Among all patients with metastatic PC, those with LN relapse limited to the regional and/or retroperitoneal LNs may be a distinct group with favourable outcomes if treated adequately. Indeed, long-term complete biochemical remission has been reported in patients who underwent PET/CT-guided surgical resection of low-volume nodal metastases [28]. Moreover, there is a growing body of data indicating a beneficial impact of surgical resection on survival in these patients [7]. In this study, approximately four out of ten patients remained disease-free during follow-up. This is in line with short-term outcomes found in previous studies on SLND in patients with LN-only recurrence based on choline PET or PSMA-11 PET [11, 28]. Nevertheless, long-term data on SLND based on PSMA-11 PET are still limited. Furthermore, a first randomized phase 3 prospective trial designed to determine whether PSMA-11 PET/CT molecular imaging can improve outcomes in patients with early BCR following RP is currently recruiting, highlighting the increasing role of PSMA-11 PET imaging in the tailoring of salvage therapies for BCR after RP [29]. In addition, accurate assessment of the presence of isolated LN relapse and identifying the precise site of positive LN metastases is important for site-directed surgery. Indeed, we have already implemented a radioguided surgical approach to reduce potential risks, costs and morbidity of complete bilateral extended SLND as done in our current study [30].

The main limitation of our study was the attribution of dissected LNs to relative regions and subregions. This is known to lead to systematic operator-dependent nomenclature errors that would potentially have affected the results and limited their reproducibility. The PPV in the subregion analysis ranging from 50% to 100% is likely to have resulted from attribution bias from imaging versus surgery. Incomplete removal of involved LNs during surgery also has to be taken into account, as the PPV of PSMA-11 PET is known to be very high. Our study population included a very selected group of patients with LN-only recurrence. By excluding patients with bone or visceral metastases, selection bias was, indeed, one of the limitations of this study. About one-quarter of our cohort underwent ADT prior to imaging, which might have affected the rate of PSMA expression. However, in this relatively small study, subgroup analysis did not show a difference in PSMA-11 PET performance between patients with and without previous ADT (data not shown). In addition, we also do not have data about the extent or template of LN dissection at the time of RP. However, we reported the number of LN harvested, which was lower than the number found on SLND. Moreover, the number of LN harvested is in agreement with the trend in contemporary RP series in which the number of SLND procedures performed and the number of LN harvested are generally decreasing. On the other hand, this study included, to our knowledge, the largest prospective consecutive cohort and evaluated the accuracy of PSMA-11 PET/CT(MRI) in patients undergoing SLND with bilateral extended templates. Besides, the regional and subregional analyses in this study provide evidence of the benefit of implementing site-directed surgery, as the NPV was very high. In this study, the number of LNs harvested during SLND was relatively high, reflecting the completeness of template dissection. Higher LN yield is known to be associated with a higher likelihood of complications such as symptomatic lymphocele. The rate of metastases in these LNs was in accordance with previously reported rates for PSMA-11 PET [31]. Nevertheless, this rate was lower than that reported for PET using choline derivatives (32%) [10].

Conclusion

In this prospective study, PSMA-11 PET/CT(MRI) had high diagnostic accuracy in detecting and localizing LN metastases in men with BCR after RP. The high correlation between PET/CT(MRI) and surgical findings provides evidence of the benefit of site-directed therapeutic surgical intervention that would avoid the possible morbidities of full bilateral extended SLND in a subset of patients.

● Dataset excerpts:
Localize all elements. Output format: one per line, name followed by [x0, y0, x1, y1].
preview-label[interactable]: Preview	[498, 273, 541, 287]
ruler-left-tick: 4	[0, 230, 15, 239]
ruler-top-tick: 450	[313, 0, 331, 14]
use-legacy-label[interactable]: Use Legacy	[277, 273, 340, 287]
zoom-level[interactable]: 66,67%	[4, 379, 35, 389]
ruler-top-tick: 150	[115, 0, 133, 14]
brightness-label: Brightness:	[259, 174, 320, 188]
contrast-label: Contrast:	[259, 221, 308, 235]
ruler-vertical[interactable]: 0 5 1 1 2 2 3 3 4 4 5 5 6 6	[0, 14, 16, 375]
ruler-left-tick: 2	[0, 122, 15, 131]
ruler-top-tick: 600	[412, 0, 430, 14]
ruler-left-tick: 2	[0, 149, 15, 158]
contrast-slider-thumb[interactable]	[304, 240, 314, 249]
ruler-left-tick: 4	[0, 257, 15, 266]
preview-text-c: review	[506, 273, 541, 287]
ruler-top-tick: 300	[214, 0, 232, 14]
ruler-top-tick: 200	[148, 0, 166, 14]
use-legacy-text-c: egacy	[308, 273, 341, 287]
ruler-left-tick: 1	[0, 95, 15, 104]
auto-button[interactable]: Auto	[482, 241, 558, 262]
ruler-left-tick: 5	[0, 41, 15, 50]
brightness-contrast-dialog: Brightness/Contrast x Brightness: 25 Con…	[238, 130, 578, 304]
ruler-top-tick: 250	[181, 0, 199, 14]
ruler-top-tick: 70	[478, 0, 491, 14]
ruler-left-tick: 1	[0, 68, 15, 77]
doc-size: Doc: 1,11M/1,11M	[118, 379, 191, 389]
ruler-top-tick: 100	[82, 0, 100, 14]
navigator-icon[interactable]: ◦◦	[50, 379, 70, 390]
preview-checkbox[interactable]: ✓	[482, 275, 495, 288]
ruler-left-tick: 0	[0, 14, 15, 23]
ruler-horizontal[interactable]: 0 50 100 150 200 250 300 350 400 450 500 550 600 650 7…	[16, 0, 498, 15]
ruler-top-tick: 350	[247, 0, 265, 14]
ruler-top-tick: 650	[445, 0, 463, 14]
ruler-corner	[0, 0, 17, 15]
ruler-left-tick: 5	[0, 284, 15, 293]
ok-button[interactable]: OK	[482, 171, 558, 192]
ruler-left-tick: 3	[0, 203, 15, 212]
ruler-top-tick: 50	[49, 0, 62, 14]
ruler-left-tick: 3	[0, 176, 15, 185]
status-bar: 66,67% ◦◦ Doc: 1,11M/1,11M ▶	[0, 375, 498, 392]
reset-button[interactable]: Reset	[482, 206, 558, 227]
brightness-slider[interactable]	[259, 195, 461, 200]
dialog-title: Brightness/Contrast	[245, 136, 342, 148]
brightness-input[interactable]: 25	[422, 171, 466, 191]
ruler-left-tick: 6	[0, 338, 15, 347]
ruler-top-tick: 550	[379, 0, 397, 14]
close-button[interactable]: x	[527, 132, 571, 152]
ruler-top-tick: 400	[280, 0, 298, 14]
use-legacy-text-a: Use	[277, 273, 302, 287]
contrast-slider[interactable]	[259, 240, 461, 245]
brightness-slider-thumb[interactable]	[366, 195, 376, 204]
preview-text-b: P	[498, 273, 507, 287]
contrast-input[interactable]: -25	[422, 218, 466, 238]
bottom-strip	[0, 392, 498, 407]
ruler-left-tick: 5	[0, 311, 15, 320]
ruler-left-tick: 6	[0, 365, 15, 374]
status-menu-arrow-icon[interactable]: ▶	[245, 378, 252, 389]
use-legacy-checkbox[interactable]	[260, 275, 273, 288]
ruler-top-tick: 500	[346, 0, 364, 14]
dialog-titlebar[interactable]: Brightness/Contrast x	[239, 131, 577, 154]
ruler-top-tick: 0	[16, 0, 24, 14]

● Work request A:
Answer each question from the passage on PSMA-11 PET and salvage lymph node dissection.
(i) About what share of patients in this study stayed disease-free during follow-up?
(ii) What was the main limitation of the study?
(iii) What rate of metastases has been reported for PET using choline derivatives?
● Work request B:
Copy the stretch of the passage on PSMA-11 PET and salvage lymph node dissection from "In this prospective" through "subset of patients.", putting "complications" in place of "morbidities".

● Reply A:
(i) About four out of ten patients.
(ii) The attribution of dissected LNs to relative regions and subregions.
(iii) 32%.

● Reply B:
In this prospective study, PSMA-11 PET/CT(MRI) had high diagnostic accuracy in detecting and localizing LN metastases in men with BCR after RP. The high correlation between PET/CT(MRI) and surgical findings provides evidence of the benefit of site-directed therapeutic surgical intervention that would avoid the possible complications of full bilateral extended SLND in a subset of patients.